▶ _ACTIVITIES_
(1) In the morality excerpt, what is the title of Robert Wright's book?
(2) Transcribe everything in the morality excerpt from "The same thread" down to "Philo of Alexandria.".

▶ _TEXT SECTION_
You think that what failed in the past will fail in the future?  Kant reminds us of how many sheer technological advances have disproved this old saw. . . . . If we don’t abandon efforts where science hopes we may create technology, how dare we abandon them where morality demands we create justice? . . . Of course ideas of reason conflict with the claims of experience. That’s what ideas are meant to do. Ideals are not measured by whether they confirm reality: reality is judged by whether it lives up to ideals. (Her emphasis.)

(Moral Clarity: page 153)

However, she does not underestimate the difficulty of acting on this realisation.

If you tell yourself that a world without injustice is a childish wish-fantasy, you have no obligation to work toward it. . . . Keeping ideals alive is much harder than dismissing them, for it guarantees a lifetime of dissatisfaction. Ideas are like horizons – goals toward which you can move but never actually attain. . . . . The abyss that separates is from ought is too deep to bridge entirely; the most we can hope to do is narrow it.

(pages 159-162)

And that can seem like a bad bargain — too much immediate discomfort for too little immediate gain once more. However, reason may not be as feeble and error prone as we sometimes think and there may be more at work in the world to push towards virtue than is immediately  obvious. Even if we are not convinced there is a God or that we have a soul that survives death, the way the world works should give us pause for thought.

Philo of Alexandria

Robert Wright‘s perceptive analysis, of how morality is essential (and perhaps inevitable) if civilisation is to progress and chaos to be avoided, deserves close attention from both the materially and the spiritually minded, as Neiman’s does also in its different way. It begins to tip the balance against the inertia of bad habits and hints that there is more to life than matter.

The same thread of thinking runs through the whole of his book, The Evolution of God, so a small sample of his argument will have to suffice. One of the most charming facets of this argument, that morality is a social cement that we ignore for long only at the risk of chaos, comes in his discussion of Philo of Alexandria.

The order at work [in the world] is the Logos, and it came originally from God. He set up the world so that mere self-interested learning – the study of cause and effect, and preference for happy effects  – would steer people towards virtue. So when Proverbs reports that ‘whoever digs a pit will fall into it, and a stone will come back on the one who starts it rolling,’ we can think of God not as pushing people into pits and pushing stones back on people, but as the one who designed the social ‘gravity’  that brings these effects.

(page 227)

Extracted data entries
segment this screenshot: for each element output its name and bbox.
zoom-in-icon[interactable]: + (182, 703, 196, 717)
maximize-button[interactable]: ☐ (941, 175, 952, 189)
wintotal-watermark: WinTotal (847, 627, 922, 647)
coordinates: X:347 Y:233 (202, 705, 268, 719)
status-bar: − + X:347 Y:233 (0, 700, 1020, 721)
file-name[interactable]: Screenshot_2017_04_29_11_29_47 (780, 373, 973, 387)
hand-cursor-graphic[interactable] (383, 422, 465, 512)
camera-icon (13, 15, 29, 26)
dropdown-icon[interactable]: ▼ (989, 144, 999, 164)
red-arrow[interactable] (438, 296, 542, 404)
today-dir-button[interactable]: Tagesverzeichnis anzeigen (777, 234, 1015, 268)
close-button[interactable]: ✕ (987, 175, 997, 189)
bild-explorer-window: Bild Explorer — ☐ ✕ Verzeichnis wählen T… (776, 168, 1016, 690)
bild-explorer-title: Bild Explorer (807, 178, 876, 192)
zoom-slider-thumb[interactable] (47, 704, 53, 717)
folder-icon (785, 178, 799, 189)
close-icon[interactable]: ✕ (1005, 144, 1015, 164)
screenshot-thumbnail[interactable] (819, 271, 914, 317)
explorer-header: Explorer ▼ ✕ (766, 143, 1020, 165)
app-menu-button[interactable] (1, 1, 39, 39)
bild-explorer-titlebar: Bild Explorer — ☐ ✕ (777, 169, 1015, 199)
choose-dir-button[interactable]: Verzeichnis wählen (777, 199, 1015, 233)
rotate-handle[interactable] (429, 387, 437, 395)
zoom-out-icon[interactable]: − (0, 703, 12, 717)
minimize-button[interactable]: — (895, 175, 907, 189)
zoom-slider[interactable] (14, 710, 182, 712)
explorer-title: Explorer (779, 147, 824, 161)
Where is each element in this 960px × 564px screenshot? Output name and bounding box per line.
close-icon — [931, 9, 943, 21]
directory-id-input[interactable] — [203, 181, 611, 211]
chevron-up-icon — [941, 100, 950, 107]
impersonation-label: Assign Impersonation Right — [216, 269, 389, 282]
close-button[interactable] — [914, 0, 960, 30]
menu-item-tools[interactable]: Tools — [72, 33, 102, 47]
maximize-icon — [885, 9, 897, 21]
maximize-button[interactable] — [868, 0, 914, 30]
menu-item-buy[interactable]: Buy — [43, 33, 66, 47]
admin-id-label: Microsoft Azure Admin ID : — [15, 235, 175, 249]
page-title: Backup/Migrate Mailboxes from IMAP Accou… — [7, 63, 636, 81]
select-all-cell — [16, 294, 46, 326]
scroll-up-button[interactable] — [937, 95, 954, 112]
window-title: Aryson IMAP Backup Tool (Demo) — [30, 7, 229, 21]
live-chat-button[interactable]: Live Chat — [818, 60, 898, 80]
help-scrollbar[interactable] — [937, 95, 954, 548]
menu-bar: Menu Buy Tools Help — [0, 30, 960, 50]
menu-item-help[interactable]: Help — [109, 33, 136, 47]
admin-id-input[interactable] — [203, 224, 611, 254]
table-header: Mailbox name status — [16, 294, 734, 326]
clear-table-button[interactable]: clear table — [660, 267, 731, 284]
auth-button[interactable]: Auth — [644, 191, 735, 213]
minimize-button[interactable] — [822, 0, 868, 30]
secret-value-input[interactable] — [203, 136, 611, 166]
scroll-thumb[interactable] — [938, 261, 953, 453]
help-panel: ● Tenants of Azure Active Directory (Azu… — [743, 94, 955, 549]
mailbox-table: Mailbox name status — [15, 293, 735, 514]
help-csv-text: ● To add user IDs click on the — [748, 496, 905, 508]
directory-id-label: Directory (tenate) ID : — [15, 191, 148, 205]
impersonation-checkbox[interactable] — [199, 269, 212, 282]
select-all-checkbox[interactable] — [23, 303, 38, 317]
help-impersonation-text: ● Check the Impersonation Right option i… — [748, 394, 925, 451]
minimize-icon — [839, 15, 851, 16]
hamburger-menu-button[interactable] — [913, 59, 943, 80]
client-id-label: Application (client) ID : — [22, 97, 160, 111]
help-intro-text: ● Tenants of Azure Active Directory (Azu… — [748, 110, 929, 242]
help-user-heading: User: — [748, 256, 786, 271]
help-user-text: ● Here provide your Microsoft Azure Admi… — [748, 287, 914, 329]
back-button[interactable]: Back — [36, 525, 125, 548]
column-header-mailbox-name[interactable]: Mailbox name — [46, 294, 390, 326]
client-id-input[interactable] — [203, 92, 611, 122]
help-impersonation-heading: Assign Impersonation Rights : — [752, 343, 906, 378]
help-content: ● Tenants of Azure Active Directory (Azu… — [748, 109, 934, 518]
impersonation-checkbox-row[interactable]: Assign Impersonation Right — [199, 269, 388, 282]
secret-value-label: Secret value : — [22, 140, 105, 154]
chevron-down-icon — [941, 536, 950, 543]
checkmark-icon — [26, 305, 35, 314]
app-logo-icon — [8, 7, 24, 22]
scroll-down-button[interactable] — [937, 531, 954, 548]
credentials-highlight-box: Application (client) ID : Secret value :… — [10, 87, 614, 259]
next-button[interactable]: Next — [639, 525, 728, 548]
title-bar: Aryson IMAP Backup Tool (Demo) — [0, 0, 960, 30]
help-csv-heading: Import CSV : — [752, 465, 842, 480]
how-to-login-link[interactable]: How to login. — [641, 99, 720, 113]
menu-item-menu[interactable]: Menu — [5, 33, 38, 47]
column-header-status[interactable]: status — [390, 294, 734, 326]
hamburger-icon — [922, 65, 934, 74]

▶ _TASK ANSWERS_
(1) The Evolution of God

(2)
The same thread of thinking runs through the whole of his book, The Evolution of God, so a small sample of his argument will have to suffice. One of the most charming facets of this argument, that morality is a social cement that we ignore for long only at the risk of chaos, comes in his discussion of Philo of Alexandria.